_Information supplied_:
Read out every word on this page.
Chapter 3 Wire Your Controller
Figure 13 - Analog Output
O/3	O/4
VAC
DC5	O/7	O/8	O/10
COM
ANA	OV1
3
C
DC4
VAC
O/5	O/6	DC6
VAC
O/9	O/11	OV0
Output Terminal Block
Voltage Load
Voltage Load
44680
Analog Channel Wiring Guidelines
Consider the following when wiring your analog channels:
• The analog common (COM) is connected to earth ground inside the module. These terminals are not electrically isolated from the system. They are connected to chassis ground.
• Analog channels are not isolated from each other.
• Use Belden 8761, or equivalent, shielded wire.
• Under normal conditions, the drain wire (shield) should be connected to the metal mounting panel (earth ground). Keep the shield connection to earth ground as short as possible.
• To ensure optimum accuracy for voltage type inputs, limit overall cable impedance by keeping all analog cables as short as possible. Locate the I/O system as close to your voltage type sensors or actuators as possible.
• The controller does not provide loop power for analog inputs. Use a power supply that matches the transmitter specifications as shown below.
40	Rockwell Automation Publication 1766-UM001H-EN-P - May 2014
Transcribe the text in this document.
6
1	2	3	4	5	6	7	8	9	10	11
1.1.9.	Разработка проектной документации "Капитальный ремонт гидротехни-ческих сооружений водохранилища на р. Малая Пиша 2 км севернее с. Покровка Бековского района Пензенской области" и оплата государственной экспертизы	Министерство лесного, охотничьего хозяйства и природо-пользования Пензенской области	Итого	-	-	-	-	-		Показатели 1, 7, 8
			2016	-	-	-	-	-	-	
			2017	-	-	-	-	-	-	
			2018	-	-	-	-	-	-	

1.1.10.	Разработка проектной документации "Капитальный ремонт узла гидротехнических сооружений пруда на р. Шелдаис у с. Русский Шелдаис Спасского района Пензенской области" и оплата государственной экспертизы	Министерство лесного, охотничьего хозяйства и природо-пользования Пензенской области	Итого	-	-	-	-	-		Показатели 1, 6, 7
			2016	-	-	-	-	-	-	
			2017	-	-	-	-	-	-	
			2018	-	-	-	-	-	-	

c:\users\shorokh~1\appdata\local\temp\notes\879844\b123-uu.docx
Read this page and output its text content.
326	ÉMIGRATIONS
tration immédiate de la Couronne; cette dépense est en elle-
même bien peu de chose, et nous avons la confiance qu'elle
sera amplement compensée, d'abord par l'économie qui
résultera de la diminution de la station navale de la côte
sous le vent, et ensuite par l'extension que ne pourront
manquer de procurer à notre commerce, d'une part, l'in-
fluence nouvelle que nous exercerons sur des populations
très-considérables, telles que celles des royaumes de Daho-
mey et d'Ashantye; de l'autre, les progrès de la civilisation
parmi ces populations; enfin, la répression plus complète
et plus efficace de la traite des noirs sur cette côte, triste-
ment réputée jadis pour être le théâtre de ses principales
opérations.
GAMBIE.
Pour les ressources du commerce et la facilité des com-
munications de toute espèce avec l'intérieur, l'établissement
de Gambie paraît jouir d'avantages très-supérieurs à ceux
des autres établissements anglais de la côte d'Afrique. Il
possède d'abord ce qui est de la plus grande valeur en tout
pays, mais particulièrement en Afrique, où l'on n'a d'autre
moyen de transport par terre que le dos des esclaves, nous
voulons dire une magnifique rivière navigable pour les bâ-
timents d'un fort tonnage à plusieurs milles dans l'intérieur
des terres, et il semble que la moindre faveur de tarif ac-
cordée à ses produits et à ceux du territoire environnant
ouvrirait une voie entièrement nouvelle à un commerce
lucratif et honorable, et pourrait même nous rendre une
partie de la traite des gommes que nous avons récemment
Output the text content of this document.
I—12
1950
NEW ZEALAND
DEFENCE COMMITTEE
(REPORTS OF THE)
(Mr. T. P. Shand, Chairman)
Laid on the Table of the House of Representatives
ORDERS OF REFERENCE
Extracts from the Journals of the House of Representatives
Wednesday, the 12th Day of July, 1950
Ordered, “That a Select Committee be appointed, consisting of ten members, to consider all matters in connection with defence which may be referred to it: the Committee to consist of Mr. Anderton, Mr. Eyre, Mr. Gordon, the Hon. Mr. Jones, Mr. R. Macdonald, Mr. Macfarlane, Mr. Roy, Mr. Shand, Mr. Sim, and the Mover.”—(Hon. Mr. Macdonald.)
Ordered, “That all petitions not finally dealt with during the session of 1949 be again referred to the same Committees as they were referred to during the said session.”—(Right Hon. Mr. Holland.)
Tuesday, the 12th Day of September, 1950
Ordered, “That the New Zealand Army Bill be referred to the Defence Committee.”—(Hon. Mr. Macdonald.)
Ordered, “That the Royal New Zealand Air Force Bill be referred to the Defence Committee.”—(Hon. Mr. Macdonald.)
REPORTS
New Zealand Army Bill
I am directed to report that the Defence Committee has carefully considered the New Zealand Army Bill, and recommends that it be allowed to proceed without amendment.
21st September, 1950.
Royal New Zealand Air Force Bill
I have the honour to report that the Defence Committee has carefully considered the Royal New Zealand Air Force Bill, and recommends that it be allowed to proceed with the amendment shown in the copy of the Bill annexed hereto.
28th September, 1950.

_Exercise task_: In the listing, find every line with the word "populations" and state how many there are, nothing more.

_Answer below_: 2